▸ Objective
Across the entries below, how many lines contain the string "data"? Give only the count.

+ + + + +

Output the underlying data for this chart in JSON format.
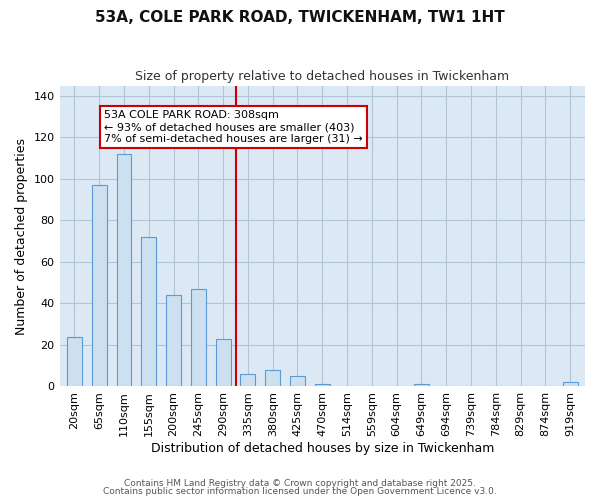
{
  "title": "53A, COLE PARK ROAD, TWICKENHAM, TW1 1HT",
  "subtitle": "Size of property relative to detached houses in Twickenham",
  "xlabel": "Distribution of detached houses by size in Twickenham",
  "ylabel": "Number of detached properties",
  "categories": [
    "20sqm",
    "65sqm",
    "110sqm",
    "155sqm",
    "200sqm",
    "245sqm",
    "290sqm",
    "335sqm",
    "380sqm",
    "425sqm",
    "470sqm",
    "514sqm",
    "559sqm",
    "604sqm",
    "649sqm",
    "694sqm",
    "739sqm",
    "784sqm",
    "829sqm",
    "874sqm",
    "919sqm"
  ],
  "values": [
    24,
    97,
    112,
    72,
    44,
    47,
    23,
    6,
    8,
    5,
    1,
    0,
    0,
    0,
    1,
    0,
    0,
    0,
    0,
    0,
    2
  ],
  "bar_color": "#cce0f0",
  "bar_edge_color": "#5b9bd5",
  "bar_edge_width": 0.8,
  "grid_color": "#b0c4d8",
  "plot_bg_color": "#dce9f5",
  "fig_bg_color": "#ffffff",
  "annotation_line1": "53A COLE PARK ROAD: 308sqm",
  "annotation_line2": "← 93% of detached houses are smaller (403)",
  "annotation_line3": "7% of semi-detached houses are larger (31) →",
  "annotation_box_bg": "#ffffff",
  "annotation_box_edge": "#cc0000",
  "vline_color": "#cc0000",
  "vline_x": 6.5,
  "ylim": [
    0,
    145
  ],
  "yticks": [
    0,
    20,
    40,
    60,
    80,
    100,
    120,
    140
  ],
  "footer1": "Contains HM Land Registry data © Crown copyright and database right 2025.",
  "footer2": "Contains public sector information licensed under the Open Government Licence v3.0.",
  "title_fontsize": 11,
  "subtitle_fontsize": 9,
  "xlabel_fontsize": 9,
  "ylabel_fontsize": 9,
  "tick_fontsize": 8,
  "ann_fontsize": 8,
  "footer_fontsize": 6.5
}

+ + + + +

▸ Exercise output
2